═════ PROVIDED DATA ═════
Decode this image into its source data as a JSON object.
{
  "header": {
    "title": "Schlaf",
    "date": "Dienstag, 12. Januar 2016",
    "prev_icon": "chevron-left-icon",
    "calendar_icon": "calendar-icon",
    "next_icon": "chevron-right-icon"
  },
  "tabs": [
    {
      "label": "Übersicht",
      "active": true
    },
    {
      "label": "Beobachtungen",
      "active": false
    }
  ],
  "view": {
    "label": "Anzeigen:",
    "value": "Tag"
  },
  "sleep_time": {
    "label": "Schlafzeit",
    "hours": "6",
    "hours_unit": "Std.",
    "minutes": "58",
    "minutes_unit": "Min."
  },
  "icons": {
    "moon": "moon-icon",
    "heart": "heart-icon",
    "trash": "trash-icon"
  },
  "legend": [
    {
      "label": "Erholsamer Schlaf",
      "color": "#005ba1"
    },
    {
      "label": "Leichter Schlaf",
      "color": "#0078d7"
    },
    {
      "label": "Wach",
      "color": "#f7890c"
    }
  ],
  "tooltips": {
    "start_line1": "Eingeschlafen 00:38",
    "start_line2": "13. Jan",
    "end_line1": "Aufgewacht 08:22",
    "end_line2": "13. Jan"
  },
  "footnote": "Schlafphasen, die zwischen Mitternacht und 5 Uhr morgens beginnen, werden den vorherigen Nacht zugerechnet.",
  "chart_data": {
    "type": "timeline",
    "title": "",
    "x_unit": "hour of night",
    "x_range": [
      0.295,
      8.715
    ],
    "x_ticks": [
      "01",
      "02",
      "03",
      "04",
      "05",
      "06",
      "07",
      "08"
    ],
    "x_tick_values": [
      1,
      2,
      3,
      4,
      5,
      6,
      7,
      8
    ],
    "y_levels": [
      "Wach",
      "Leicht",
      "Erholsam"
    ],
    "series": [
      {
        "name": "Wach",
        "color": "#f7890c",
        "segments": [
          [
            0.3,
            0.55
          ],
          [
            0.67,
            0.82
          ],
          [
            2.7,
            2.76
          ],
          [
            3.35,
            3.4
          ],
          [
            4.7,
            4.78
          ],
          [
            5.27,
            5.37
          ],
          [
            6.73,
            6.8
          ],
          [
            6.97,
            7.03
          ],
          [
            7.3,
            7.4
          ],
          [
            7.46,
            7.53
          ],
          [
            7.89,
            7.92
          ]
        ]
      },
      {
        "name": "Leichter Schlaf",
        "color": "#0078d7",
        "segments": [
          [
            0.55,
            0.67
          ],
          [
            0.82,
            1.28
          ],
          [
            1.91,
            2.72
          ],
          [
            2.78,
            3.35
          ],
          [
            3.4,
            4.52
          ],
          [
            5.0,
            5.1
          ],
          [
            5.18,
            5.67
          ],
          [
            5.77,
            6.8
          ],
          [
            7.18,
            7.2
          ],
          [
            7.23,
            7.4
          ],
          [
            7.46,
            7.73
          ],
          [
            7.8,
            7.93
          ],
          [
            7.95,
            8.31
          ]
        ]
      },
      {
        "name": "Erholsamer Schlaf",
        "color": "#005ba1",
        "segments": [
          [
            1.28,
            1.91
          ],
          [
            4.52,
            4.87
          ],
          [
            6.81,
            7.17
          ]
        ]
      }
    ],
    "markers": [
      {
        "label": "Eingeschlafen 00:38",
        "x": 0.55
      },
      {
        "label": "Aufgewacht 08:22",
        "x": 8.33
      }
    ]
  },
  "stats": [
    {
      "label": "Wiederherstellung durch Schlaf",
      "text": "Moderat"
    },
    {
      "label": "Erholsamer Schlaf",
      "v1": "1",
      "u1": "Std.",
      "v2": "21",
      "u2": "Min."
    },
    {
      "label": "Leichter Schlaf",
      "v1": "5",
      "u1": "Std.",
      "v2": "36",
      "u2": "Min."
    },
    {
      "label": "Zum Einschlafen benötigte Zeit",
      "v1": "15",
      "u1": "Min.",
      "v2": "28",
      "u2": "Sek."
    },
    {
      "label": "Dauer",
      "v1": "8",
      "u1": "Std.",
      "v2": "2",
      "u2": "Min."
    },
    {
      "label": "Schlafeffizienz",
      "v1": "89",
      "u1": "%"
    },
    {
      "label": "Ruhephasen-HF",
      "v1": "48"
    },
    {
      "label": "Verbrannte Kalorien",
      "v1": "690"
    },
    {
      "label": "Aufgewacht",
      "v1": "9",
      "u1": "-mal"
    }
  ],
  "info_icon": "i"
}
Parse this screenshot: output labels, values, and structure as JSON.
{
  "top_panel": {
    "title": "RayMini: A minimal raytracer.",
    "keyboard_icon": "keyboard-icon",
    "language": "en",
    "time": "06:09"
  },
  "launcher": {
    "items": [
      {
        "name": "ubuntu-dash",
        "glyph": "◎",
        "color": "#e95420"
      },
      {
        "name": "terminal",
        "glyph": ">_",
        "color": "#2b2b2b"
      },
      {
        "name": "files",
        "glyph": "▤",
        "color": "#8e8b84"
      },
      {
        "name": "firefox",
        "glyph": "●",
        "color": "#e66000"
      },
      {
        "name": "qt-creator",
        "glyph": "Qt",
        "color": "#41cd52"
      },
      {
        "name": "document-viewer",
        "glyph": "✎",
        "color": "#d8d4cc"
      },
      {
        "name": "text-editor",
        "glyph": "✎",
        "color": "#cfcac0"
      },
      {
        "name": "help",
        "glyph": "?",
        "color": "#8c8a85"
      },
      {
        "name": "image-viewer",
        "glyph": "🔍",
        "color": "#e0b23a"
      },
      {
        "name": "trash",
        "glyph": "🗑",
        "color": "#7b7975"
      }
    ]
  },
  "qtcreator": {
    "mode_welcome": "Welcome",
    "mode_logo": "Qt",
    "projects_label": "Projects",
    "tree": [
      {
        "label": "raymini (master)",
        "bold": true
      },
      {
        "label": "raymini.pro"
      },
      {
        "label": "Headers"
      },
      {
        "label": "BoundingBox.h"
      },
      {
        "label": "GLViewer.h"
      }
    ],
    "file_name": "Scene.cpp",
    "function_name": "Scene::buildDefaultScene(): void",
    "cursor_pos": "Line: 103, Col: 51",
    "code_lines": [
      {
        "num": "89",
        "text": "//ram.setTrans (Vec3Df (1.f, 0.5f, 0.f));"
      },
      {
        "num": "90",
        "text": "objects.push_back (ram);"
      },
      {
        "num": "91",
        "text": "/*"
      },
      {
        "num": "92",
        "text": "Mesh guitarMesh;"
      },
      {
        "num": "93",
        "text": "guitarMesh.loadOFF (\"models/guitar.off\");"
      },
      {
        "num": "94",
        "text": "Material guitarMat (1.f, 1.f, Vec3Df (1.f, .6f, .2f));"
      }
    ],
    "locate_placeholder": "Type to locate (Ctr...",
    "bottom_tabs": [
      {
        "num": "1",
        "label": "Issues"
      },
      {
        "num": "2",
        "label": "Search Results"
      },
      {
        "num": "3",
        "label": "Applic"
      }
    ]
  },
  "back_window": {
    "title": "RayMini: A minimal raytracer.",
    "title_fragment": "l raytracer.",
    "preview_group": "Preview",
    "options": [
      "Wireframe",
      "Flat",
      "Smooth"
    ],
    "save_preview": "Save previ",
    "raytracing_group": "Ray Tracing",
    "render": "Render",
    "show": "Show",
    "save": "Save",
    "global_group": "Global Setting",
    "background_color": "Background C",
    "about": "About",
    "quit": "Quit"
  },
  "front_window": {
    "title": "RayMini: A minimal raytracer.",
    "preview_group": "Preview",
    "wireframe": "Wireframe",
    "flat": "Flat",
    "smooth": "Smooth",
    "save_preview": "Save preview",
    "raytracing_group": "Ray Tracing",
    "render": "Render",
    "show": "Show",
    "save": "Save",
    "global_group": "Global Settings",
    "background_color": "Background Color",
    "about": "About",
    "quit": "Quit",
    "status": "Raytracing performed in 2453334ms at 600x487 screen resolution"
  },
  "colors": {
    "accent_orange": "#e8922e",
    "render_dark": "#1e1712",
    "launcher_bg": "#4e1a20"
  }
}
═════
Find how many lines of the listing include the string "chevron" and give that number, nothing else.

2